Given problem 1:
Reproduce the proposal for a Perl metaprogramming API in full, with no changes.
-- Start of Supplied passage --
Metaprogramming API
Preamble
Author: Paul Evans <PEVANS>
Sponsor:
ID: 0022
Status: Exploratory
Abstract
A coherent API for metaprogramming tasks; that is, code which is aware of its own code structure and can inspect or manipulate it.
Motivation
As a dynamic language, programs written in Perl have the ability to be aware of the structure of their own code. Functions, packages, variables, and other constructions can be obtained or manipulated by name. While the techniques can certainly be over-used, it is a useful and necessary ability of what it means to be a “dynamic language”, and where appropriate these kinds of techniques should be supported and encouraged.
Originally, Perl provided some abilities in the form of operations on glob references. Gradually over time, authors have required more abilities than this and increasingly have used a variety of CPAN modules to extend these abilities. As many of the operations provided ought to be considered fundamental language abilities for a dynamic language, it would be better if these were provided by core Perl itself.
This PPC aims to provide a set of API functions to cover many of
these abilities. Similar to the case of PPC 0009 having added a
namespace for general “builtin” functions, it is not intended that this
PPC covers a total and complete list; but instead sets out an initial
set of functions. It is expected that more would be added over time on
an individual basis, as the need arises. In particular, this PPC does
not address any additional API that may be needed by the new object
system currently being developed under the
use feature 'class'
flag.
-- End of Supplied passage --
-- Start of Supplied data --
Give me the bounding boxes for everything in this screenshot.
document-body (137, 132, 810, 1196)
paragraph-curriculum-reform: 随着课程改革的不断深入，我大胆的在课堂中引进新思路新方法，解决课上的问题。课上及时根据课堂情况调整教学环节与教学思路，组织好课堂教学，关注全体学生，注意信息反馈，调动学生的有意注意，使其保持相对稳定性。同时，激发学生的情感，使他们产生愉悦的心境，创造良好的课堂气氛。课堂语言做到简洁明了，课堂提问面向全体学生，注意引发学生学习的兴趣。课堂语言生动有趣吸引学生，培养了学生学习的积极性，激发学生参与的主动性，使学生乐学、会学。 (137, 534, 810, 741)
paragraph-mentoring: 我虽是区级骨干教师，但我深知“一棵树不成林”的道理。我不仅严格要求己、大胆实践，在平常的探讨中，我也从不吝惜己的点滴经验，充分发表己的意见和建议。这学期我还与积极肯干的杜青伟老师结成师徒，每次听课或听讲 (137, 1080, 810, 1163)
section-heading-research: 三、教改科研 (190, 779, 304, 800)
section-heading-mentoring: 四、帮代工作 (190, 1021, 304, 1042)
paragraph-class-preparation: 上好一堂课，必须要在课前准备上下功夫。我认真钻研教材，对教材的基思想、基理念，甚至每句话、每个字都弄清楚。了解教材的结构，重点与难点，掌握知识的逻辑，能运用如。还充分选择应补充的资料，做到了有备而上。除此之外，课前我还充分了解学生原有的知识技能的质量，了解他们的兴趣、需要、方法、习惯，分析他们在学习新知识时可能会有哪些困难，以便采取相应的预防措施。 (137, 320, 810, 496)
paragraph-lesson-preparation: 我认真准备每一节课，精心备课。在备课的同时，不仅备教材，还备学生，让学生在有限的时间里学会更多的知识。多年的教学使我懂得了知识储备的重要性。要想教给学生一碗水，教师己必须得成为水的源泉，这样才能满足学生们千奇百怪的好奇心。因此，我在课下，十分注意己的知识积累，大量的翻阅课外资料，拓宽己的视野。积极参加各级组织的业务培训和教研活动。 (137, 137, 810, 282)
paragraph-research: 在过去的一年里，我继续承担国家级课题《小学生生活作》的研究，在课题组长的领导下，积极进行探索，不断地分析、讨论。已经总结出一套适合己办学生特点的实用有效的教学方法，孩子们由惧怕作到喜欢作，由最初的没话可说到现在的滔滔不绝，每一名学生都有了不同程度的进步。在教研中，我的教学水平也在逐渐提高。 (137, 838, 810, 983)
-- End of Supplied data --
Given problem 2:
How many lines in the rows contain the string "section"? Case counts. Reply with the number alone.

Complete response 1:
Metaprogramming API
Preamble
Author: Paul Evans <PEVANS>
Sponsor:
ID: 0022
Status: Exploratory
Abstract
A coherent API for metaprogramming tasks; that is, code which is aware of its own code structure and can inspect or manipulate it.
Motivation
As a dynamic language, programs written in Perl have the ability to be aware of the structure of their own code. Functions, packages, variables, and other constructions can be obtained or manipulated by name. While the techniques can certainly be over-used, it is a useful and necessary ability of what it means to be a “dynamic language”, and where appropriate these kinds of techniques should be supported and encouraged.
Originally, Perl provided some abilities in the form of operations on glob references. Gradually over time, authors have required more abilities than this and increasingly have used a variety of CPAN modules to extend these abilities. As many of the operations provided ought to be considered fundamental language abilities for a dynamic language, it would be better if these were provided by core Perl itself.
This PPC aims to provide a set of API functions to cover many of
these abilities. Similar to the case of PPC 0009 having added a
namespace for general “builtin” functions, it is not intended that this
PPC covers a total and complete list; but instead sets out an initial
set of functions. It is expected that more would be added over time on
an individual basis, as the need arises. In particular, this PPC does
not address any additional API that may be needed by the new object
system currently being developed under the
use feature 'class'
flag.

Complete response 2:
2